What to do » Pull each line containing "curtidas" out of the data and copy it.

Entries »
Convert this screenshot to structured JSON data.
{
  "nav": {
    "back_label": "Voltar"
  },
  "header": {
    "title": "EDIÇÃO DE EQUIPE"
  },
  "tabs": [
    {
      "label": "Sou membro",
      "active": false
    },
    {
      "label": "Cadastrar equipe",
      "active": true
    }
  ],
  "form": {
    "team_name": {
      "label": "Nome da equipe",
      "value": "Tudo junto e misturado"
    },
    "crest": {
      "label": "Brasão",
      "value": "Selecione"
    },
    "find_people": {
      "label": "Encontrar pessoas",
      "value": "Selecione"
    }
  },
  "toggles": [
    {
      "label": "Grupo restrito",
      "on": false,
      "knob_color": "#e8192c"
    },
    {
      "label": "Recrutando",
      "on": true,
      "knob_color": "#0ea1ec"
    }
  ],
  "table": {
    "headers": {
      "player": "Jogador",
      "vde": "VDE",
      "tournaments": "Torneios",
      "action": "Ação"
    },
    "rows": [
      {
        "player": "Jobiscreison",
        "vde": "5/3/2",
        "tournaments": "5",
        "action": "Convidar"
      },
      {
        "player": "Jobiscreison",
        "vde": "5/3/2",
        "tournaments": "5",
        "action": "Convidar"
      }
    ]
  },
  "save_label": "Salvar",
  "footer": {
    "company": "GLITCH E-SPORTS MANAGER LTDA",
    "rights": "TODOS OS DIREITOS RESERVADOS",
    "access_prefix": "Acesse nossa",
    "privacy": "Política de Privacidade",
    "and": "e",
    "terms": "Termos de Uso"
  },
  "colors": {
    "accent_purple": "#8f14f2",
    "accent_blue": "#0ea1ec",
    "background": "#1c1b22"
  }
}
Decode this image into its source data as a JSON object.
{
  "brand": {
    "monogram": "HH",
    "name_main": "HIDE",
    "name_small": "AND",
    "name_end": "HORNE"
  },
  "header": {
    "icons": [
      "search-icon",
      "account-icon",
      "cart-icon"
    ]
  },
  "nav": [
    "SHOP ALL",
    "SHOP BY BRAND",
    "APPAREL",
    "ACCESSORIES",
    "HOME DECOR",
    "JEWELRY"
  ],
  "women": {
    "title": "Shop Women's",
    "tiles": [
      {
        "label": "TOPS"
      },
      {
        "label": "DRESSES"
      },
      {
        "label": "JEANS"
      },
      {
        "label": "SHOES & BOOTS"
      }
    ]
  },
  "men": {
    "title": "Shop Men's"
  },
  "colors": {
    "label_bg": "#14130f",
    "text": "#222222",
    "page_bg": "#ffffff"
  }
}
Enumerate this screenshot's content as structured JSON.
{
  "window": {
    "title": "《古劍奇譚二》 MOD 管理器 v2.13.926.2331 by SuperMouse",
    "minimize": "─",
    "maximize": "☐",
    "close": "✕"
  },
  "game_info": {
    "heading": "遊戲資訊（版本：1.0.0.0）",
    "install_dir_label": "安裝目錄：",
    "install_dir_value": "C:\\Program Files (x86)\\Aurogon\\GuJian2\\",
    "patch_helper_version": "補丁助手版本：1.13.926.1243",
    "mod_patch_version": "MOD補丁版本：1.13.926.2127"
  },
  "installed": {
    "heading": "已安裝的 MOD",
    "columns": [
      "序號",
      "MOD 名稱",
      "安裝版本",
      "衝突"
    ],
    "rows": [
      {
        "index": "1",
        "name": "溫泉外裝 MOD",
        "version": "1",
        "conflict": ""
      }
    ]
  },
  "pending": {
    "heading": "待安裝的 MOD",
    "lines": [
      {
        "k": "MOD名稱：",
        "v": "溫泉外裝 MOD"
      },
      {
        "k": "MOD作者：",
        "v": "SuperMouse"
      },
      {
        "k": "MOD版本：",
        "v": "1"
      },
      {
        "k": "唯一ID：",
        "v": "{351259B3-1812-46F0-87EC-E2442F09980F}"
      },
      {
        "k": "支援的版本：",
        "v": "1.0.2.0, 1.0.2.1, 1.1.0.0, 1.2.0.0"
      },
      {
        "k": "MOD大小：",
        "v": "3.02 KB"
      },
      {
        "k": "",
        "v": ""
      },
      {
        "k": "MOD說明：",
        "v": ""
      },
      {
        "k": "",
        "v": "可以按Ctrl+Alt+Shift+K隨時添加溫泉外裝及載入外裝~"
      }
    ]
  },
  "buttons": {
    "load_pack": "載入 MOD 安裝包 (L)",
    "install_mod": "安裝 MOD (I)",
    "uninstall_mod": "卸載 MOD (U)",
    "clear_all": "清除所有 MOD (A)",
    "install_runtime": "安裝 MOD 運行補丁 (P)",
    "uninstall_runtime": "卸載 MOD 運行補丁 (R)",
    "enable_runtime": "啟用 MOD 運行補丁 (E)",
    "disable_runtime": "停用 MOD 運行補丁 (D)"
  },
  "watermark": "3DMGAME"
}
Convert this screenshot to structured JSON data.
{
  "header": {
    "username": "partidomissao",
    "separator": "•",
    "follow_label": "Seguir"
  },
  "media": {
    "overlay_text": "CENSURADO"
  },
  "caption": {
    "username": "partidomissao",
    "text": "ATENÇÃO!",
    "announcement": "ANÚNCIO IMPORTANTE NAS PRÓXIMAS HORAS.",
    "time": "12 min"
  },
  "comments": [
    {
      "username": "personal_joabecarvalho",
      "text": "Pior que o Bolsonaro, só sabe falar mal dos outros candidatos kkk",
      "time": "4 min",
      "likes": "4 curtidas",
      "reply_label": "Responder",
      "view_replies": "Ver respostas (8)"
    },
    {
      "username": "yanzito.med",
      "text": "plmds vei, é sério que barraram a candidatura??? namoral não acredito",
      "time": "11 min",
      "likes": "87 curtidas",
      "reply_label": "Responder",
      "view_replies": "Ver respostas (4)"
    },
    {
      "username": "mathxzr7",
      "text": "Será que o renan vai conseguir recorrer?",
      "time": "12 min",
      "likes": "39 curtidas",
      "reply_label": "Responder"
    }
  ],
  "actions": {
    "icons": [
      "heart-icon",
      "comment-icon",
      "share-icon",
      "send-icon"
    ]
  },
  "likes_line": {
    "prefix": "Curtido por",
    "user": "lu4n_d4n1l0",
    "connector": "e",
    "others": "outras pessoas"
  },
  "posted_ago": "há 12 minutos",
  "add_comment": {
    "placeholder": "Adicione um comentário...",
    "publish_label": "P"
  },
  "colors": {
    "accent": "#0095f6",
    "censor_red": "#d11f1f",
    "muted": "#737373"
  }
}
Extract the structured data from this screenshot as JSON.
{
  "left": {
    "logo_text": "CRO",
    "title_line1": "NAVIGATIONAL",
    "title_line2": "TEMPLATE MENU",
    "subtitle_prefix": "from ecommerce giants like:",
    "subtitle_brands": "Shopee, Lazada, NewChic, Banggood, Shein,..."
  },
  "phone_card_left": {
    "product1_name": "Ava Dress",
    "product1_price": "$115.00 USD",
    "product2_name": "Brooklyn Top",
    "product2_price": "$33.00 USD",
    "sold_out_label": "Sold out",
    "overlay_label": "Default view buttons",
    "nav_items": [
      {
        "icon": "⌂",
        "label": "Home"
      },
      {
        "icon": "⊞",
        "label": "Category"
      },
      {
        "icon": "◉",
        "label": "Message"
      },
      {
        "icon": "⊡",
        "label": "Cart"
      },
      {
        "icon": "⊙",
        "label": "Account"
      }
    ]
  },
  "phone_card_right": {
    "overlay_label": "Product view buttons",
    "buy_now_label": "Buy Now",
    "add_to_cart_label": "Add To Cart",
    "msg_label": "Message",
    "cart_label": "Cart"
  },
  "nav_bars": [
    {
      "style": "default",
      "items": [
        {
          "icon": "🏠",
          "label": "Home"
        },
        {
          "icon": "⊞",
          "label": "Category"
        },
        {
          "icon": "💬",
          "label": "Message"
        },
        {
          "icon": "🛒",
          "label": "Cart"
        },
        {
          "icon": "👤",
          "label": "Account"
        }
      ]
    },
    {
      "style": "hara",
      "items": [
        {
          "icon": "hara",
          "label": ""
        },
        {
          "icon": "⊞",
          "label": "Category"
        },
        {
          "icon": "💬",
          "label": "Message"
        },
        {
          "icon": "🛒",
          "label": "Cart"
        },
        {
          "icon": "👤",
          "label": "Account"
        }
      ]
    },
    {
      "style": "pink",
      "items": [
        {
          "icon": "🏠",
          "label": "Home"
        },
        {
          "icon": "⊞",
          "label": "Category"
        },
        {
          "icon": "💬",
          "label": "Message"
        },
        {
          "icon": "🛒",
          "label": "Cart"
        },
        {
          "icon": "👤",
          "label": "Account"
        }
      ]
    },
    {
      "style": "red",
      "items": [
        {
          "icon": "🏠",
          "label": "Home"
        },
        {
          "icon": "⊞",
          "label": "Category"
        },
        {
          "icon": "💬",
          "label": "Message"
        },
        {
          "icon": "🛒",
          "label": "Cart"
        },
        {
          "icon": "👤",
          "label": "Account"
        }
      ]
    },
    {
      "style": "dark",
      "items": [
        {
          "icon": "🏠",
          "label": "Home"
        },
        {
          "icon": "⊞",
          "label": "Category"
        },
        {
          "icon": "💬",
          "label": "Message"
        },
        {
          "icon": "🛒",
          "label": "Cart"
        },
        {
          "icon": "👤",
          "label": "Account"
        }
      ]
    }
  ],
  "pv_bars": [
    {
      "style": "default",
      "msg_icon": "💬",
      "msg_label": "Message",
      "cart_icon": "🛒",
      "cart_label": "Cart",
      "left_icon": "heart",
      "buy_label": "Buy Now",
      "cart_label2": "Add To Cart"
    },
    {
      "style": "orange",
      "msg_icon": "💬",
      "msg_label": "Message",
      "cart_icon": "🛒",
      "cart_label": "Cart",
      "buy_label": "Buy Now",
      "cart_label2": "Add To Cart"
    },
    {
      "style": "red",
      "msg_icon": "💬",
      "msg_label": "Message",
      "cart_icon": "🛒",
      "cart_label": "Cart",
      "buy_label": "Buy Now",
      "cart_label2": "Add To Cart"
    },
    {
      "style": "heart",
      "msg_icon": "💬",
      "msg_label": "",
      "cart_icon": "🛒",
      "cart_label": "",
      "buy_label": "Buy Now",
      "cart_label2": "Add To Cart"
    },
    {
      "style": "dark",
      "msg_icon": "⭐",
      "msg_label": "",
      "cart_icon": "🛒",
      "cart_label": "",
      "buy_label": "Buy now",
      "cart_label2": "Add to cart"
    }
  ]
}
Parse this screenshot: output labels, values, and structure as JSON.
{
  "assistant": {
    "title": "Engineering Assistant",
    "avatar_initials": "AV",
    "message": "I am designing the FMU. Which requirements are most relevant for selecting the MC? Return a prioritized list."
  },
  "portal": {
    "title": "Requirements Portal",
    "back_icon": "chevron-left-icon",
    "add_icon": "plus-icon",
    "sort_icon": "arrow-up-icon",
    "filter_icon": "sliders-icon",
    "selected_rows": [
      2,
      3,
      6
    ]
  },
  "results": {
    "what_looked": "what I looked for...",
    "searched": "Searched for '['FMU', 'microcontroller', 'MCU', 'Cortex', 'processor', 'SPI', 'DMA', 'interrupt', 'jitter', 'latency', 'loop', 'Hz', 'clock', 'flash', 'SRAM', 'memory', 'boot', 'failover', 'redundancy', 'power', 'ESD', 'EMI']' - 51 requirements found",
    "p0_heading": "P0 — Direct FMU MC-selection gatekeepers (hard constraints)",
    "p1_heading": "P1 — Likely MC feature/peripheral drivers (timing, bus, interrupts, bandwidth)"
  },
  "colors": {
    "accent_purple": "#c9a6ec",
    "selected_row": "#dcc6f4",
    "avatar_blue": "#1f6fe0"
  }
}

Full answer »
      "likes": "4 curtidas",
      "likes": "87 curtidas",
      "likes": "39 curtidas",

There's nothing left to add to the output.